─── EXTRACTED DATA ───

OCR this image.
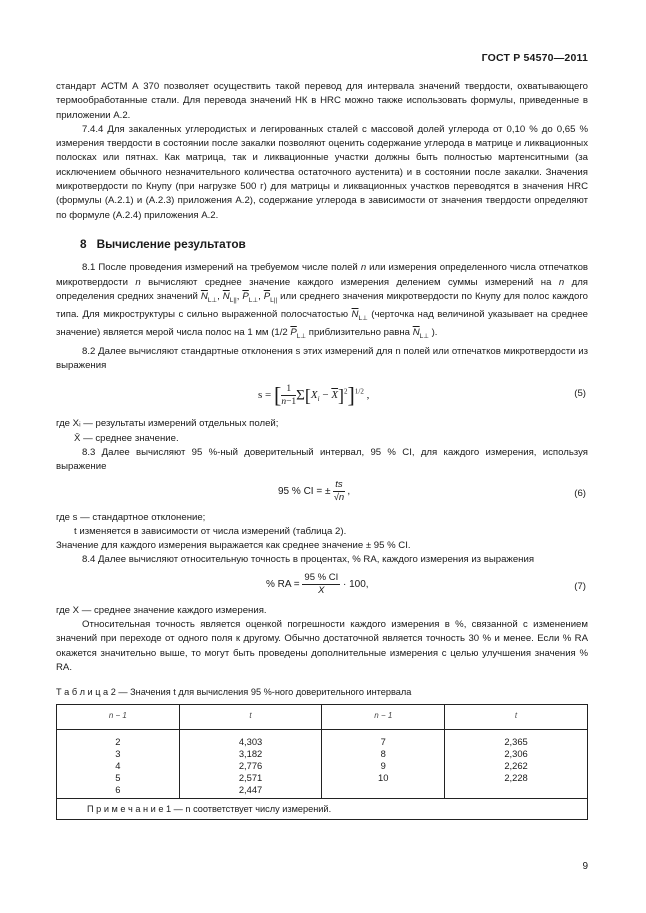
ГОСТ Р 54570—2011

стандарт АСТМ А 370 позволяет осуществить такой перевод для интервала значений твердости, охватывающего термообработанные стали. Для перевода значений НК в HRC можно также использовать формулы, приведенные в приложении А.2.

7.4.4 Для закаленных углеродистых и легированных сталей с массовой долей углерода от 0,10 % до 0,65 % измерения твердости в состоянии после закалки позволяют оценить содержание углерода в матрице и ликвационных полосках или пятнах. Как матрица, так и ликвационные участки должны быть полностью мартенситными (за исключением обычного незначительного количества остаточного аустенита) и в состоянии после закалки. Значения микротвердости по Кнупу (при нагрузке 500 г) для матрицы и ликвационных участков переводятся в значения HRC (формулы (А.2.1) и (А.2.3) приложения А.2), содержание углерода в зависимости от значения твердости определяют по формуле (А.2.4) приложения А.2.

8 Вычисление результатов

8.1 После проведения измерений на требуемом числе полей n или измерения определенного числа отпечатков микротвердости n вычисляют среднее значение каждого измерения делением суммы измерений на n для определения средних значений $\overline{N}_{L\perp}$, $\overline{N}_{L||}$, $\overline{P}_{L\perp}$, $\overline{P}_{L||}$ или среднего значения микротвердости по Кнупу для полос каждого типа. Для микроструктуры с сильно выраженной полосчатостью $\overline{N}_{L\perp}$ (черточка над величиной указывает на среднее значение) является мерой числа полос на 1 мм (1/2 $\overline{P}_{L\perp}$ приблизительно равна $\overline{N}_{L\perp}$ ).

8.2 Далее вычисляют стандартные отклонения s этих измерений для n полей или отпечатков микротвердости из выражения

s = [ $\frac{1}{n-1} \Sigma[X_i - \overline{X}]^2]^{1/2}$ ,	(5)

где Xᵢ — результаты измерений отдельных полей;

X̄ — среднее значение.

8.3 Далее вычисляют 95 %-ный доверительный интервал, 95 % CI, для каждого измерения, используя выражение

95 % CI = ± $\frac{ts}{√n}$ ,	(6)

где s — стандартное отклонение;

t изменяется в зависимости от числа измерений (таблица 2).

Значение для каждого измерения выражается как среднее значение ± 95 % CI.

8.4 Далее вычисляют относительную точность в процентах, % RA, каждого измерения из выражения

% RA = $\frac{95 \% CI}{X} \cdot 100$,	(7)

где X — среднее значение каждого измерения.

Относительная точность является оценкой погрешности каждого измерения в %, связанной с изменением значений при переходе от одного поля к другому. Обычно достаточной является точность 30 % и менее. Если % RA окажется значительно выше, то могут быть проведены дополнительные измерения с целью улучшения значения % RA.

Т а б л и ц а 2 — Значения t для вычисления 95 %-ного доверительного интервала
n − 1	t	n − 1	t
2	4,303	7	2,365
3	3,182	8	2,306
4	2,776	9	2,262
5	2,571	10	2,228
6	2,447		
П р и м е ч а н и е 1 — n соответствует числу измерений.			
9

───

Quote every line of the records above exactly; no picture is to be copied.

* RESULT FOR THIS TASK *
OCR this image.
ГОСТ Р 54570—2011

стандарт АСТМ А 370 позволяет осуществить такой перевод для интервала значений твердости, охватывающего термообработанные стали. Для перевода значений НК в HRC можно также использовать формулы, приведенные в приложении А.2.

7.4.4 Для закаленных углеродистых и легированных сталей с массовой долей углерода от 0,10 % до 0,65 % измерения твердости в состоянии после закалки позволяют оценить содержание углерода в матрице и ликвационных полосках или пятнах. Как матрица, так и ликвационные участки должны быть полностью мартенситными (за исключением обычного незначительного количества остаточного аустенита) и в состоянии после закалки. Значения микротвердости по Кнупу (при нагрузке 500 г) для матрицы и ликвационных участков переводятся в значения HRC (формулы (А.2.1) и (А.2.3) приложения А.2), содержание углерода в зависимости от значения твердости определяют по формуле (А.2.4) приложения А.2.

8 Вычисление результатов

8.1 После проведения измерений на требуемом числе полей n или измерения определенного числа отпечатков микротвердости n вычисляют среднее значение каждого измерения делением суммы измерений на n для определения средних значений $\overline{N}_{L\perp}$, $\overline{N}_{L||}$, $\overline{P}_{L\perp}$, $\overline{P}_{L||}$ или среднего значения микротвердости по Кнупу для полос каждого типа. Для микроструктуры с сильно выраженной полосчатостью $\overline{N}_{L\perp}$ (черточка над величиной указывает на среднее значение) является мерой числа полос на 1 мм (1/2 $\overline{P}_{L\perp}$ приблизительно равна $\overline{N}_{L\perp}$ ).

8.2 Далее вычисляют стандартные отклонения s этих измерений для n полей или отпечатков микротвердости из выражения

s = [ $\frac{1}{n-1} \Sigma[X_i - \overline{X}]^2]^{1/2}$ ,	(5)

где Xᵢ — результаты измерений отдельных полей;

X̄ — среднее значение.

8.3 Далее вычисляют 95 %-ный доверительный интервал, 95 % CI, для каждого измерения, используя выражение

95 % CI = ± $\frac{ts}{√n}$ ,	(6)

где s — стандартное отклонение;

t изменяется в зависимости от числа измерений (таблица 2).

Значение для каждого измерения выражается как среднее значение ± 95 % CI.

8.4 Далее вычисляют относительную точность в процентах, % RA, каждого измерения из выражения

% RA = $\frac{95 \% CI}{X} \cdot 100$,	(7)

где X — среднее значение каждого измерения.

Относительная точность является оценкой погрешности каждого измерения в %, связанной с изменением значений при переходе от одного поля к другому. Обычно достаточной является точность 30 % и менее. Если % RA окажется значительно выше, то могут быть проведены дополнительные измерения с целью улучшения значения % RA.

Т а б л и ц а 2 — Значения t для вычисления 95 %-ного доверительного интервала
n − 1	t	n − 1	t
2	4,303	7	2,365
3	3,182	8	2,306
4	2,776	9	2,262
5	2,571	10	2,228
6	2,447		
П р и м е ч а н и е 1 — n соответствует числу измерений.			
9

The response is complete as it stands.